§ Task objective: Would you transcribe the listing that follows, character for character, and omit its images?

[Stored data entries]
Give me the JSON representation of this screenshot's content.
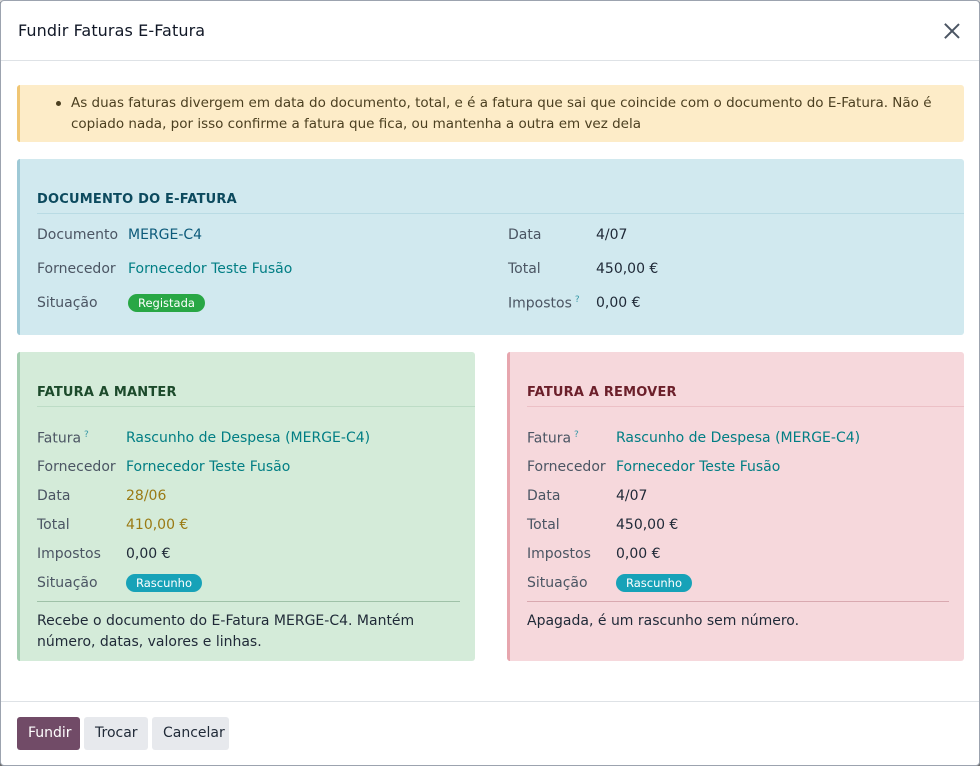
{
  "dialog": {
    "title": "Fundir Faturas E-Fatura",
    "close_icon": "close-icon"
  },
  "alert": {
    "text": "As duas faturas divergem em data do documento, total, e é a fatura que sai que coincide com o documento do E-Fatura. Não é copiado nada, por isso confirme a fatura que fica, ou mantenha a outra em vez dela"
  },
  "efatura": {
    "heading": "DOCUMENTO DO E-FATURA",
    "documento_label": "Documento",
    "documento_value": "MERGE-C4",
    "fornecedor_label": "Fornecedor",
    "fornecedor_value": "Fornecedor Teste Fusão",
    "situacao_label": "Situação",
    "situacao_value": "Registada",
    "data_label": "Data",
    "data_value": "4/07",
    "total_label": "Total",
    "total_value": "450,00 €",
    "impostos_label": "Impostos",
    "impostos_help": "?",
    "impostos_value": "0,00 €"
  },
  "keep": {
    "heading": "FATURA A MANTER",
    "fatura_label": "Fatura",
    "fatura_help": "?",
    "fatura_value": "Rascunho de Despesa (MERGE-C4)",
    "fornecedor_label": "Fornecedor",
    "fornecedor_value": "Fornecedor Teste Fusão",
    "data_label": "Data",
    "data_value": "28/06",
    "total_label": "Total",
    "total_value": "410,00 €",
    "impostos_label": "Impostos",
    "impostos_value": "0,00 €",
    "situacao_label": "Situação",
    "situacao_value": "Rascunho",
    "note": "Recebe o documento do E-Fatura MERGE-C4. Mantém número, datas, valores e linhas."
  },
  "remove": {
    "heading": "FATURA A REMOVER",
    "fatura_label": "Fatura",
    "fatura_help": "?",
    "fatura_value": "Rascunho de Despesa (MERGE-C4)",
    "fornecedor_label": "Fornecedor",
    "fornecedor_value": "Fornecedor Teste Fusão",
    "data_label": "Data",
    "data_value": "4/07",
    "total_label": "Total",
    "total_value": "450,00 €",
    "impostos_label": "Impostos",
    "impostos_value": "0,00 €",
    "situacao_label": "Situação",
    "situacao_value": "Rascunho",
    "note": "Apagada, é um rascunho sem número."
  },
  "footer": {
    "fundir_label": "Fundir",
    "trocar_label": "Trocar",
    "cancelar_label": "Cancelar"
  },
  "colors": {
    "primary": "#714b67",
    "efatura_bg": "#d1e9ef",
    "keep_bg": "#d4ebd9",
    "remove_bg": "#f6d8dc",
    "warning_bg": "#fdecc8",
    "badge_green": "#28a745",
    "badge_teal": "#17a2b8"
  }
}
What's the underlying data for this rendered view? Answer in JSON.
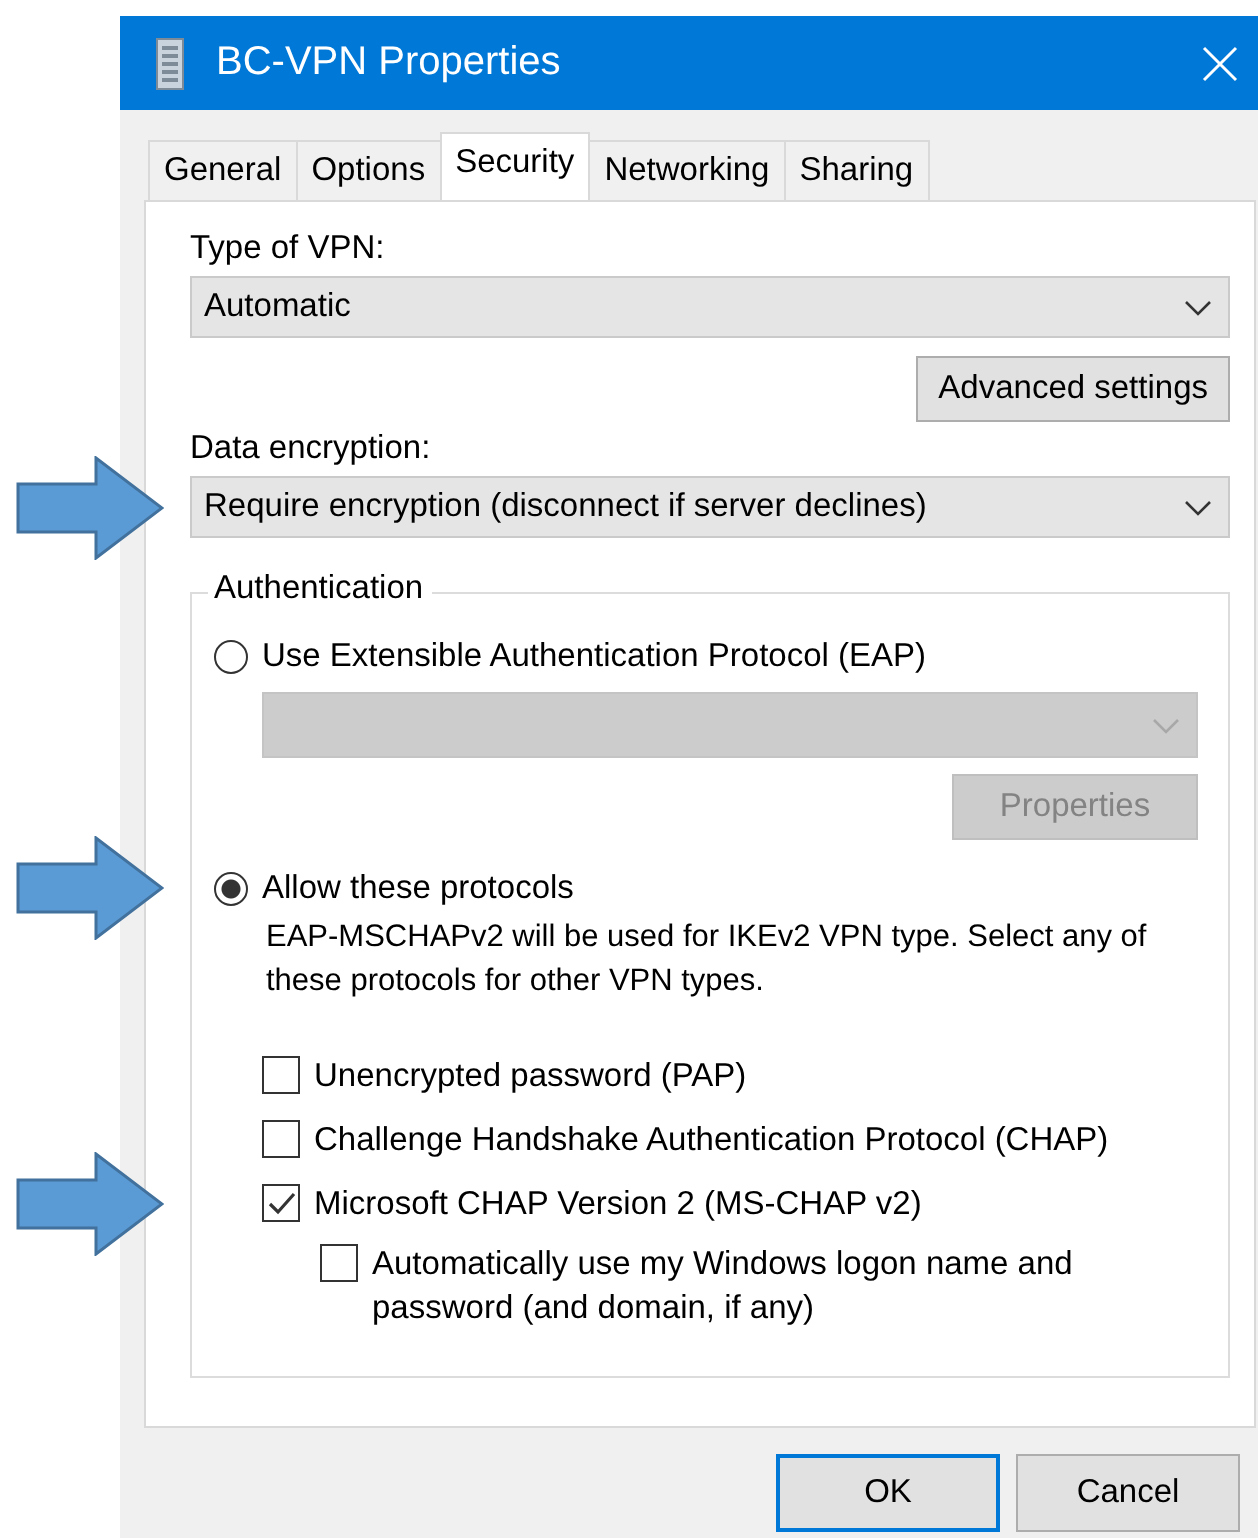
{
  "window": {
    "title": "BC-VPN Properties"
  },
  "tabs": [
    {
      "label": "General",
      "selected": false
    },
    {
      "label": "Options",
      "selected": false
    },
    {
      "label": "Security",
      "selected": true
    },
    {
      "label": "Networking",
      "selected": false
    },
    {
      "label": "Sharing",
      "selected": false
    }
  ],
  "type_of_vpn": {
    "label": "Type of VPN:",
    "value": "Automatic"
  },
  "advanced_button": {
    "label": "Advanced settings"
  },
  "data_encryption": {
    "label": "Data encryption:",
    "value": "Require encryption (disconnect if server declines)",
    "marked": true
  },
  "authentication": {
    "title": "Authentication",
    "options": [
      {
        "kind": "eap",
        "label": "Use Extensible Authentication Protocol (EAP)",
        "selected": false,
        "marked": false,
        "dropdown": {
          "disabled": true
        },
        "properties_button": {
          "label": "Properties",
          "disabled": true
        }
      },
      {
        "kind": "protocols",
        "label": "Allow these protocols",
        "selected": true,
        "marked": true,
        "note": "EAP-MSCHAPv2 will be used for IKEv2 VPN type. Select any of these protocols for other VPN types."
      }
    ],
    "protocols": [
      {
        "label": "Unencrypted password (PAP)",
        "checked": false,
        "marked": false
      },
      {
        "label": "Challenge Handshake Authentication Protocol (CHAP)",
        "checked": false,
        "marked": false
      },
      {
        "label": "Microsoft CHAP Version 2 (MS-CHAP v2)",
        "checked": true,
        "marked": true,
        "children": [
          {
            "label": "Automatically use my Windows logon name and password (and domain, if any)",
            "checked": false
          }
        ]
      }
    ]
  },
  "buttons": [
    {
      "label": "OK",
      "default": true
    },
    {
      "label": "Cancel",
      "default": false
    }
  ]
}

§ Answer for this exercise:
Give me the JSON representation of this screenshot's content.
{
  "dialog": {
    "title": "Fundir Faturas E-Fatura",
    "close_icon": "close-icon"
  },
  "alert": {
    "text": "As duas faturas divergem em data do documento, total, e é a fatura que sai que coincide com o documento do E-Fatura. Não é copiado nada, por isso confirme a fatura que fica, ou mantenha a outra em vez dela"
  },
  "efatura": {
    "heading": "DOCUMENTO DO E-FATURA",
    "documento_label": "Documento",
    "documento_value": "MERGE-C4",
    "fornecedor_label": "Fornecedor",
    "fornecedor_value": "Fornecedor Teste Fusão",
    "situacao_label": "Situação",
    "situacao_value": "Registada",
    "data_label": "Data",
    "data_value": "4/07",
    "total_label": "Total",
    "total_value": "450,00 €",
    "impostos_label": "Impostos",
    "impostos_help": "?",
    "impostos_value": "0,00 €"
  },
  "keep": {
    "heading": "FATURA A MANTER",
    "fatura_label": "Fatura",
    "fatura_help": "?",
    "fatura_value": "Rascunho de Despesa (MERGE-C4)",
    "fornecedor_label": "Fornecedor",
    "fornecedor_value": "Fornecedor Teste Fusão",
    "data_label": "Data",
    "data_value": "28/06",
    "total_label": "Total",
    "total_value": "410,00 €",
    "impostos_label": "Impostos",
    "impostos_value": "0,00 €",
    "situacao_label": "Situação",
    "situacao_value": "Rascunho",
    "note": "Recebe o documento do E-Fatura MERGE-C4. Mantém número, datas, valores e linhas."
  },
  "remove": {
    "heading": "FATURA A REMOVER",
    "fatura_label": "Fatura",
    "fatura_help": "?",
    "fatura_value": "Rascunho de Despesa (MERGE-C4)",
    "fornecedor_label": "Fornecedor",
    "fornecedor_value": "Fornecedor Teste Fusão",
    "data_label": "Data",
    "data_value": "4/07",
    "total_label": "Total",
    "total_value": "450,00 €",
    "impostos_label": "Impostos",
    "impostos_value": "0,00 €",
    "situacao_label": "Situação",
    "situacao_value": "Rascunho",
    "note": "Apagada, é um rascunho sem número."
  },
  "footer": {
    "fundir_label": "Fundir",
    "trocar_label": "Trocar",
    "cancelar_label": "Cancelar"
  },
  "colors": {
    "primary": "#714b67",
    "efatura_bg": "#d1e9ef",
    "keep_bg": "#d4ebd9",
    "remove_bg": "#f6d8dc",
    "warning_bg": "#fdecc8",
    "badge_green": "#28a745",
    "badge_teal": "#17a2b8"
  }
}
What's the underlying data for this rendered view? Answer in JSON.
{
  "window": {
    "title": "BC-VPN Properties"
  },
  "tabs": [
    {
      "label": "General",
      "selected": false
    },
    {
      "label": "Options",
      "selected": false
    },
    {
      "label": "Security",
      "selected": true
    },
    {
      "label": "Networking",
      "selected": false
    },
    {
      "label": "Sharing",
      "selected": false
    }
  ],
  "type_of_vpn": {
    "label": "Type of VPN:",
    "value": "Automatic"
  },
  "advanced_button": {
    "label": "Advanced settings"
  },
  "data_encryption": {
    "label": "Data encryption:",
    "value": "Require encryption (disconnect if server declines)",
    "marked": true
  },
  "authentication": {
    "title": "Authentication",
    "options": [
      {
        "kind": "eap",
        "label": "Use Extensible Authentication Protocol (EAP)",
        "selected": false,
        "marked": false,
        "dropdown": {
          "disabled": true
        },
        "properties_button": {
          "label": "Properties",
          "disabled": true
        }
      },
      {
        "kind": "protocols",
        "label": "Allow these protocols",
        "selected": true,
        "marked": true,
        "note": "EAP-MSCHAPv2 will be used for IKEv2 VPN type. Select any of these protocols for other VPN types."
      }
    ],
    "protocols": [
      {
        "label": "Unencrypted password (PAP)",
        "checked": false,
        "marked": false
      },
      {
        "label": "Challenge Handshake Authentication Protocol (CHAP)",
        "checked": false,
        "marked": false
      },
      {
        "label": "Microsoft CHAP Version 2 (MS-CHAP v2)",
        "checked": true,
        "marked": true,
        "children": [
          {
            "label": "Automatically use my Windows logon name and password (and domain, if any)",
            "checked": false
          }
        ]
      }
    ]
  },
  "buttons": [
    {
      "label": "OK",
      "default": true
    },
    {
      "label": "Cancel",
      "default": false
    }
  ]
}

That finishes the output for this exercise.